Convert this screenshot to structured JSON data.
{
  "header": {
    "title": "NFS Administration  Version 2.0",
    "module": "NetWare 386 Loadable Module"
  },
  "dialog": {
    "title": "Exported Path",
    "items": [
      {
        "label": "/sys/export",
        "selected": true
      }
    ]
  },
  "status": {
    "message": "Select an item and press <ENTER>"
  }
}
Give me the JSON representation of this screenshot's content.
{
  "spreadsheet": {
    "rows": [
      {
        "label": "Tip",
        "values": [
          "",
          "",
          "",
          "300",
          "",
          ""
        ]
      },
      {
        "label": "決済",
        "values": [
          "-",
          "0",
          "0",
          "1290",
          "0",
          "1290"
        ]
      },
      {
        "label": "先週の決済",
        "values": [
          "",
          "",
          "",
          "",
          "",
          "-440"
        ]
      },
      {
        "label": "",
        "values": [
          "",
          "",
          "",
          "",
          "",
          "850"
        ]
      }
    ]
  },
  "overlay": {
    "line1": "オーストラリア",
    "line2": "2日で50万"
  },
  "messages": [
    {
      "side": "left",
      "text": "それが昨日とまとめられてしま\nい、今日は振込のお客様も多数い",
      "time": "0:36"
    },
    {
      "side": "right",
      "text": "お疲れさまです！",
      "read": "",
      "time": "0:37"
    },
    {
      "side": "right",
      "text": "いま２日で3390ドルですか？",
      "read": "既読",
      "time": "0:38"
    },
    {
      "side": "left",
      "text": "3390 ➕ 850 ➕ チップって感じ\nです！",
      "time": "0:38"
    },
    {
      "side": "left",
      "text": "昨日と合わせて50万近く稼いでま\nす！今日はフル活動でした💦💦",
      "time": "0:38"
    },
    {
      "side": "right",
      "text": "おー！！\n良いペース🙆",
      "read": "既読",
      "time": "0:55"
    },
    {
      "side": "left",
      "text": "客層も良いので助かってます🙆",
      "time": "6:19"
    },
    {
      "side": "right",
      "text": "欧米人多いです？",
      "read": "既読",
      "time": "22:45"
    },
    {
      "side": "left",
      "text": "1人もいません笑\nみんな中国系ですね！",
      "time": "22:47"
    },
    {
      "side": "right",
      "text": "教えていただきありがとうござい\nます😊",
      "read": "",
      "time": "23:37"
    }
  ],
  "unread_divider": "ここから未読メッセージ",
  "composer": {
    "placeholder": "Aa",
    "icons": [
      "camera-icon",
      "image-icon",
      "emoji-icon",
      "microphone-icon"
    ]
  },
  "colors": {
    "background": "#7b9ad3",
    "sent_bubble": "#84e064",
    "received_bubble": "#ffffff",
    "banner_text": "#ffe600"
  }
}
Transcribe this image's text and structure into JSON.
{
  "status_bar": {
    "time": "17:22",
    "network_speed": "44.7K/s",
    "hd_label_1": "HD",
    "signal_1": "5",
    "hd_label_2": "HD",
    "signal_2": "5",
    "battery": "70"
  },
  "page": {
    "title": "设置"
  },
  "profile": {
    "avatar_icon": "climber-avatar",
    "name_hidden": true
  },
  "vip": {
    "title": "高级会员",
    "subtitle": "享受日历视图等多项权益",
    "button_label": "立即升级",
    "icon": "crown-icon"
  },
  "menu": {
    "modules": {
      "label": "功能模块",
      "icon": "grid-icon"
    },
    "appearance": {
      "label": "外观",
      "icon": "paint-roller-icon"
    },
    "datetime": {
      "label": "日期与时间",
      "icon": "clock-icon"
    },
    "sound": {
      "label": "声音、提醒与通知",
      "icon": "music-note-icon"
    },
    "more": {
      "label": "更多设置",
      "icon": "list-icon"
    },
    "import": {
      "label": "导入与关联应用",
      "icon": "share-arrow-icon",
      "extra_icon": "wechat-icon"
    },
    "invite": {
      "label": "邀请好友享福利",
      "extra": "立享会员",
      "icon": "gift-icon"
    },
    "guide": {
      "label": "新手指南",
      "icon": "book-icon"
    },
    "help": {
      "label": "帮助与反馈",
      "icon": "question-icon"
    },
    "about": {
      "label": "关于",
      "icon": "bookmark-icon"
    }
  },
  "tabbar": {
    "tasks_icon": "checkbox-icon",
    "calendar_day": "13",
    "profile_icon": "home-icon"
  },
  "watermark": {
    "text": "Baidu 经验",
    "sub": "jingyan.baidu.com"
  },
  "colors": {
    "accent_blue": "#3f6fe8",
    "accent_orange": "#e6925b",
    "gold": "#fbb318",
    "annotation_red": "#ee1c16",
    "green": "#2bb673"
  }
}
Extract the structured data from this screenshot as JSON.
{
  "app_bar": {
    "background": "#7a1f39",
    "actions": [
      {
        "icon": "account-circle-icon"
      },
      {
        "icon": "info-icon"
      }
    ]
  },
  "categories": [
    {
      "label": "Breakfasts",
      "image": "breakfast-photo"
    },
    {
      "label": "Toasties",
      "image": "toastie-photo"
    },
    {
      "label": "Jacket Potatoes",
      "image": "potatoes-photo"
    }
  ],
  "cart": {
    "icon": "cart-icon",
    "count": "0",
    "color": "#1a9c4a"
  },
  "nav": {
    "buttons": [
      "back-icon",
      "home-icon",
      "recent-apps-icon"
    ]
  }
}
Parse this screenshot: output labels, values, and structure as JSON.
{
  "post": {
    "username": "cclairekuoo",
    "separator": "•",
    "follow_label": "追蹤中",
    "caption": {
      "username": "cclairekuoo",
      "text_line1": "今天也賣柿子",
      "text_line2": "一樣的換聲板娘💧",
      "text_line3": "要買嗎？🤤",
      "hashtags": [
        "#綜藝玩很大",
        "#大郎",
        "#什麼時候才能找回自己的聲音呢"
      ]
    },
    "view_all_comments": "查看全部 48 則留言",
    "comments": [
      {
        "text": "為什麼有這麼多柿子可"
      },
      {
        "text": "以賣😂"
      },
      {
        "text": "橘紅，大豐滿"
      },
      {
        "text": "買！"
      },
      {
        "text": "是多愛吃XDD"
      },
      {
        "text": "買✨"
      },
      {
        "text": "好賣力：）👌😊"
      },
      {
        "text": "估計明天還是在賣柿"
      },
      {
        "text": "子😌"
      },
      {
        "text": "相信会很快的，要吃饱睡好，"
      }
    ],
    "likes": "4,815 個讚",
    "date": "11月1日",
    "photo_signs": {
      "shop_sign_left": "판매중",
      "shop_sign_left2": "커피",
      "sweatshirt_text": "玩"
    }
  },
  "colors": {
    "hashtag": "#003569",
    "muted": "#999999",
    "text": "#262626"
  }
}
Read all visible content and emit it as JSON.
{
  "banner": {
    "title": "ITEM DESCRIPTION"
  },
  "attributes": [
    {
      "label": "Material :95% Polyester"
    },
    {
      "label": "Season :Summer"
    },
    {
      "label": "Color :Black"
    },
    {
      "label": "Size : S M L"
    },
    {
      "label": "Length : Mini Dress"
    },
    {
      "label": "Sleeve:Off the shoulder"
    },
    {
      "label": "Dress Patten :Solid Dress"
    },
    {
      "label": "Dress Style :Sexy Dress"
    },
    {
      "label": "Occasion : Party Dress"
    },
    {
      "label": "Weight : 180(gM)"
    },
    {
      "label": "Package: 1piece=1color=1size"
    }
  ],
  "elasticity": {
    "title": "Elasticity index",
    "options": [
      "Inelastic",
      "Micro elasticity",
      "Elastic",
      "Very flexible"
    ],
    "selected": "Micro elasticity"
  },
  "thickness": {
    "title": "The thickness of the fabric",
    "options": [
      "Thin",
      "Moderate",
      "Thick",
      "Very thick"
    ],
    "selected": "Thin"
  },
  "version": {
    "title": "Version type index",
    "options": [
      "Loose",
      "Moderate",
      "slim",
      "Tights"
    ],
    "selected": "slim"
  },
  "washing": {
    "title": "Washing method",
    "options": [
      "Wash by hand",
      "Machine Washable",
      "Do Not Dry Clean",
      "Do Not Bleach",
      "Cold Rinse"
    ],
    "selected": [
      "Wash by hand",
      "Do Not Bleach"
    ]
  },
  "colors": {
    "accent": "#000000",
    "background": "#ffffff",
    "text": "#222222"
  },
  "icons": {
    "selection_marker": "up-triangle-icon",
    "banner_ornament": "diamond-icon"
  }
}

================

> _Written exercise_:
Tell how many lines in the material above include the word "JSON", giving the number only.

> _Correct result_:
6